REQUIREMENTS:
Take all the material and copy it exactly.

(Stored records)
╭──
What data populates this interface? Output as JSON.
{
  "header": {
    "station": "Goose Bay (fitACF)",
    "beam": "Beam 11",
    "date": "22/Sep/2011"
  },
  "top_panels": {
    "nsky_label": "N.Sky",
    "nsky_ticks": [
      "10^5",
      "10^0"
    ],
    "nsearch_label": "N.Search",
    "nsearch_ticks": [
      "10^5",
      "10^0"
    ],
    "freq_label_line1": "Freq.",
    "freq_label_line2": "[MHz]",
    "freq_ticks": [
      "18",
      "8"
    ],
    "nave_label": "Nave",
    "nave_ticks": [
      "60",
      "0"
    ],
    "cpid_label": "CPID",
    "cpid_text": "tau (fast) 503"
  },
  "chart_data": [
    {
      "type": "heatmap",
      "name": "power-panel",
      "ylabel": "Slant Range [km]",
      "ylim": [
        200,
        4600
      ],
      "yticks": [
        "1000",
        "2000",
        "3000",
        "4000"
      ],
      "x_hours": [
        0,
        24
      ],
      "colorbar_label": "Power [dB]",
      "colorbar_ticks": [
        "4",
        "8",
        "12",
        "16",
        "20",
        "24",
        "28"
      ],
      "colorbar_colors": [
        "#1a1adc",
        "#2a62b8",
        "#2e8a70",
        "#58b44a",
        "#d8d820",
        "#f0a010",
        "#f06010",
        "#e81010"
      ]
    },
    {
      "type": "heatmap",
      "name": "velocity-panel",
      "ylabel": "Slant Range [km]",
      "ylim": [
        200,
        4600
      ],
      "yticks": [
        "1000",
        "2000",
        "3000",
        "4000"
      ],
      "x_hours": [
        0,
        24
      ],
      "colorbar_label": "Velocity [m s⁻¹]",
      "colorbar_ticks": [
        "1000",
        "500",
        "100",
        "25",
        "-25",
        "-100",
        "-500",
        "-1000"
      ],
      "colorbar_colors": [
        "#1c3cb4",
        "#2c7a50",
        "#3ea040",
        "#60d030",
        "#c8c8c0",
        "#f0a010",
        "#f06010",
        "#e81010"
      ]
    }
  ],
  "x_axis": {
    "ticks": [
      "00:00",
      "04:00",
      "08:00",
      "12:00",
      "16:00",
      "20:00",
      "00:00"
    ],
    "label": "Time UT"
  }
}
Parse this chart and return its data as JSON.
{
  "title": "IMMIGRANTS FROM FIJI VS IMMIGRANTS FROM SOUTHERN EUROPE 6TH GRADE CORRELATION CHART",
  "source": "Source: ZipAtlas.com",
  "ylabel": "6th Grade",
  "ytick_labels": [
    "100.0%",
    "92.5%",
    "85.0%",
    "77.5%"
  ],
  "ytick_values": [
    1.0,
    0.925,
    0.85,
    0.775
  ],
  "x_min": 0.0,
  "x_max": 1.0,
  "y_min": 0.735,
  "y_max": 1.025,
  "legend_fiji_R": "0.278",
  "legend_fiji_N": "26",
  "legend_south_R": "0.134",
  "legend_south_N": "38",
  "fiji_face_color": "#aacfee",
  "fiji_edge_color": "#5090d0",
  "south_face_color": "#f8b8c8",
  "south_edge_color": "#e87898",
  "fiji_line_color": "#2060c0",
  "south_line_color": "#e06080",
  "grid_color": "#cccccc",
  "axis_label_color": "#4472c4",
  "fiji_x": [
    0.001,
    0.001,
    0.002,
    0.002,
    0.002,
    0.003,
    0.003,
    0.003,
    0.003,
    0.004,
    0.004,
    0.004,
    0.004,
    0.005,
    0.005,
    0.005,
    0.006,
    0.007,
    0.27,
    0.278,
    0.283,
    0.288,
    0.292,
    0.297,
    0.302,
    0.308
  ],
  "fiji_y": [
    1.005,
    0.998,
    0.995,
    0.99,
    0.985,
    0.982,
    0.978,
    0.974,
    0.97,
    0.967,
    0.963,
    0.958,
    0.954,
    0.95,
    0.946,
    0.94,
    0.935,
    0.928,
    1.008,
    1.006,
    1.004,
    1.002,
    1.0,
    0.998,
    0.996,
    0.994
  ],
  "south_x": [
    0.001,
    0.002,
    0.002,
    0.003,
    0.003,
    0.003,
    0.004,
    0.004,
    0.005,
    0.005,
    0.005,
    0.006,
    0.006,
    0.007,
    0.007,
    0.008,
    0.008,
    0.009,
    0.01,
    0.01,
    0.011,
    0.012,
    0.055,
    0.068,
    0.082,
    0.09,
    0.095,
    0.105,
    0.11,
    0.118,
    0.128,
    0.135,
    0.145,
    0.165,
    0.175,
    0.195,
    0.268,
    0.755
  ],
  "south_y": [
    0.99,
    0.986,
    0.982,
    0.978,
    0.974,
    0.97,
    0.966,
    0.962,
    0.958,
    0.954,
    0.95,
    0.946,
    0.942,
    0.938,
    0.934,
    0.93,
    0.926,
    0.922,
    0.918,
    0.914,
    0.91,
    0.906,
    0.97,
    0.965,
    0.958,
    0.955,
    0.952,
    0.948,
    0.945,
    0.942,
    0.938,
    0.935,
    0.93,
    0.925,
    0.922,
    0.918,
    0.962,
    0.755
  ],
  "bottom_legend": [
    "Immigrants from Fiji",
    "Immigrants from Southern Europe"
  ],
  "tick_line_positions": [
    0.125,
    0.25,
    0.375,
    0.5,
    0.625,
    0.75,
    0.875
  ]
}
╰──
REPLY:
What data populates this interface? Output as JSON.
{
  "header": {
    "station": "Goose Bay (fitACF)",
    "beam": "Beam 11",
    "date": "22/Sep/2011"
  },
  "top_panels": {
    "nsky_label": "N.Sky",
    "nsky_ticks": [
      "10^5",
      "10^0"
    ],
    "nsearch_label": "N.Search",
    "nsearch_ticks": [
      "10^5",
      "10^0"
    ],
    "freq_label_line1": "Freq.",
    "freq_label_line2": "[MHz]",
    "freq_ticks": [
      "18",
      "8"
    ],
    "nave_label": "Nave",
    "nave_ticks": [
      "60",
      "0"
    ],
    "cpid_label": "CPID",
    "cpid_text": "tau (fast) 503"
  },
  "chart_data": [
    {
      "type": "heatmap",
      "name": "power-panel",
      "ylabel": "Slant Range [km]",
      "ylim": [
        200,
        4600
      ],
      "yticks": [
        "1000",
        "2000",
        "3000",
        "4000"
      ],
      "x_hours": [
        0,
        24
      ],
      "colorbar_label": "Power [dB]",
      "colorbar_ticks": [
        "4",
        "8",
        "12",
        "16",
        "20",
        "24",
        "28"
      ],
      "colorbar_colors": [
        "#1a1adc",
        "#2a62b8",
        "#2e8a70",
        "#58b44a",
        "#d8d820",
        "#f0a010",
        "#f06010",
        "#e81010"
      ]
    },
    {
      "type": "heatmap",
      "name": "velocity-panel",
      "ylabel": "Slant Range [km]",
      "ylim": [
        200,
        4600
      ],
      "yticks": [
        "1000",
        "2000",
        "3000",
        "4000"
      ],
      "x_hours": [
        0,
        24
      ],
      "colorbar_label": "Velocity [m s⁻¹]",
      "colorbar_ticks": [
        "1000",
        "500",
        "100",
        "25",
        "-25",
        "-100",
        "-500",
        "-1000"
      ],
      "colorbar_colors": [
        "#1c3cb4",
        "#2c7a50",
        "#3ea040",
        "#60d030",
        "#c8c8c0",
        "#f0a010",
        "#f06010",
        "#e81010"
      ]
    }
  ],
  "x_axis": {
    "ticks": [
      "00:00",
      "04:00",
      "08:00",
      "12:00",
      "16:00",
      "20:00",
      "00:00"
    ],
    "label": "Time UT"
  }
}
Parse this chart and return its data as JSON.
{
  "title": "IMMIGRANTS FROM FIJI VS IMMIGRANTS FROM SOUTHERN EUROPE 6TH GRADE CORRELATION CHART",
  "source": "Source: ZipAtlas.com",
  "ylabel": "6th Grade",
  "ytick_labels": [
    "100.0%",
    "92.5%",
    "85.0%",
    "77.5%"
  ],
  "ytick_values": [
    1.0,
    0.925,
    0.85,
    0.775
  ],
  "x_min": 0.0,
  "x_max": 1.0,
  "y_min": 0.735,
  "y_max": 1.025,
  "legend_fiji_R": "0.278",
  "legend_fiji_N": "26",
  "legend_south_R": "0.134",
  "legend_south_N": "38",
  "fiji_face_color": "#aacfee",
  "fiji_edge_color": "#5090d0",
  "south_face_color": "#f8b8c8",
  "south_edge_color": "#e87898",
  "fiji_line_color": "#2060c0",
  "south_line_color": "#e06080",
  "grid_color": "#cccccc",
  "axis_label_color": "#4472c4",
  "fiji_x": [
    0.001,
    0.001,
    0.002,
    0.002,
    0.002,
    0.003,
    0.003,
    0.003,
    0.003,
    0.004,
    0.004,
    0.004,
    0.004,
    0.005,
    0.005,
    0.005,
    0.006,
    0.007,
    0.27,
    0.278,
    0.283,
    0.288,
    0.292,
    0.297,
    0.302,
    0.308
  ],
  "fiji_y": [
    1.005,
    0.998,
    0.995,
    0.99,
    0.985,
    0.982,
    0.978,
    0.974,
    0.97,
    0.967,
    0.963,
    0.958,
    0.954,
    0.95,
    0.946,
    0.94,
    0.935,
    0.928,
    1.008,
    1.006,
    1.004,
    1.002,
    1.0,
    0.998,
    0.996,
    0.994
  ],
  "south_x": [
    0.001,
    0.002,
    0.002,
    0.003,
    0.003,
    0.003,
    0.004,
    0.004,
    0.005,
    0.005,
    0.005,
    0.006,
    0.006,
    0.007,
    0.007,
    0.008,
    0.008,
    0.009,
    0.01,
    0.01,
    0.011,
    0.012,
    0.055,
    0.068,
    0.082,
    0.09,
    0.095,
    0.105,
    0.11,
    0.118,
    0.128,
    0.135,
    0.145,
    0.165,
    0.175,
    0.195,
    0.268,
    0.755
  ],
  "south_y": [
    0.99,
    0.986,
    0.982,
    0.978,
    0.974,
    0.97,
    0.966,
    0.962,
    0.958,
    0.954,
    0.95,
    0.946,
    0.942,
    0.938,
    0.934,
    0.93,
    0.926,
    0.922,
    0.918,
    0.914,
    0.91,
    0.906,
    0.97,
    0.965,
    0.958,
    0.955,
    0.952,
    0.948,
    0.945,
    0.942,
    0.938,
    0.935,
    0.93,
    0.925,
    0.922,
    0.918,
    0.962,
    0.755
  ],
  "bottom_legend": [
    "Immigrants from Fiji",
    "Immigrants from Southern Europe"
  ],
  "tick_line_positions": [
    0.125,
    0.25,
    0.375,
    0.5,
    0.625,
    0.75,
    0.875
  ]
}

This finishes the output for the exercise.